*Direction*
Give only the lines from the one containing "Extract the structured" through the end of the material below, exactly as written.

■ ■ ■ ■ ■ ■ ■

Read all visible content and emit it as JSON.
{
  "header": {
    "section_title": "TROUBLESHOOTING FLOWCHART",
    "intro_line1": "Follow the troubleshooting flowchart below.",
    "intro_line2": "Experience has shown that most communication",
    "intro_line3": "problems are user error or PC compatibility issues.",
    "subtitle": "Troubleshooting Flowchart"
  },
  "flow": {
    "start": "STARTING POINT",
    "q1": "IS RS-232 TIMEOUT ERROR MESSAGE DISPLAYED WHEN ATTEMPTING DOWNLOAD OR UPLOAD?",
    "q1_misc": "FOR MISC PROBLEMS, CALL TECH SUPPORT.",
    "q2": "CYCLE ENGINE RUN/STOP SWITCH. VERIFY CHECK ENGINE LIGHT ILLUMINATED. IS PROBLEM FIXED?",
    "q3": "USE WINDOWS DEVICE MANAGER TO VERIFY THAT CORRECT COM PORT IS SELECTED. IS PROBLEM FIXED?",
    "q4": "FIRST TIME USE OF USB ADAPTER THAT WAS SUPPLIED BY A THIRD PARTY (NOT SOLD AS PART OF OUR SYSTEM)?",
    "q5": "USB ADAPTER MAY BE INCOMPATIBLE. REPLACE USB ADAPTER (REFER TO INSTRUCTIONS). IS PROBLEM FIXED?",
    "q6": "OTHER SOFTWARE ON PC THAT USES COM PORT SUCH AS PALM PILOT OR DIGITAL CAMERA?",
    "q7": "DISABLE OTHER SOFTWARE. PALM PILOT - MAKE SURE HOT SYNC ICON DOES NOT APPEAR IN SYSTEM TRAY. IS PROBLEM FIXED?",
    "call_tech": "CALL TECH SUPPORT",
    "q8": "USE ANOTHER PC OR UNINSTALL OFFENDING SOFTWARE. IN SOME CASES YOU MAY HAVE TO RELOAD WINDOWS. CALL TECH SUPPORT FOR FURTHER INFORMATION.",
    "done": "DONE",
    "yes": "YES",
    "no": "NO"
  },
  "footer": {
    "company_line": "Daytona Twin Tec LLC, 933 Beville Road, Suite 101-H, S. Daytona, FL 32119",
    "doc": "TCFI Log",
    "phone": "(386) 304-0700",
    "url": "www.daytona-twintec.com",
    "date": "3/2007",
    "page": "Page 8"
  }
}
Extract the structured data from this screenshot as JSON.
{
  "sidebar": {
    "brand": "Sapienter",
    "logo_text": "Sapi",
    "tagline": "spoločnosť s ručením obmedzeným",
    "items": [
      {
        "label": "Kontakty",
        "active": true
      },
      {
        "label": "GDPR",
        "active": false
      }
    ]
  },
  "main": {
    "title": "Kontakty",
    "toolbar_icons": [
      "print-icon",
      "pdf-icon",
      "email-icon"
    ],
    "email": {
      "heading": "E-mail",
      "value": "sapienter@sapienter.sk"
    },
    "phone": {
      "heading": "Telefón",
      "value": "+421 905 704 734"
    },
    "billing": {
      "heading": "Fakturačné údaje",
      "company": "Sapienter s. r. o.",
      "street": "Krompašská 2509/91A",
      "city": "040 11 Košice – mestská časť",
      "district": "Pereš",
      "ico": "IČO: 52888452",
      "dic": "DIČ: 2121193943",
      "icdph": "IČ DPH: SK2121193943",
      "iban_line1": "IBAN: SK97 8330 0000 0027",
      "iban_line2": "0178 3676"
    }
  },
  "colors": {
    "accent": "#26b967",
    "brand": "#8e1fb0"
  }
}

■ ■ ■ ■ ■ ■ ■

*Finished exercise*
Extract the structured data from this screenshot as JSON.
{
  "sidebar": {
    "brand": "Sapienter",
    "logo_text": "Sapi",
    "tagline": "spoločnosť s ručením obmedzeným",
    "items": [
      {
        "label": "Kontakty",
        "active": true
      },
      {
        "label": "GDPR",
        "active": false
      }
    ]
  },
  "main": {
    "title": "Kontakty",
    "toolbar_icons": [
      "print-icon",
      "pdf-icon",
      "email-icon"
    ],
    "email": {
      "heading": "E-mail",
      "value": "sapienter@sapienter.sk"
    },
    "phone": {
      "heading": "Telefón",
      "value": "+421 905 704 734"
    },
    "billing": {
      "heading": "Fakturačné údaje",
      "company": "Sapienter s. r. o.",
      "street": "Krompašská 2509/91A",
      "city": "040 11 Košice – mestská časť",
      "district": "Pereš",
      "ico": "IČO: 52888452",
      "dic": "DIČ: 2121193943",
      "icdph": "IČ DPH: SK2121193943",
      "iban_line1": "IBAN: SK97 8330 0000 0027",
      "iban_line2": "0178 3676"
    }
  },
  "colors": {
    "accent": "#26b967",
    "brand": "#8e1fb0"
  }
}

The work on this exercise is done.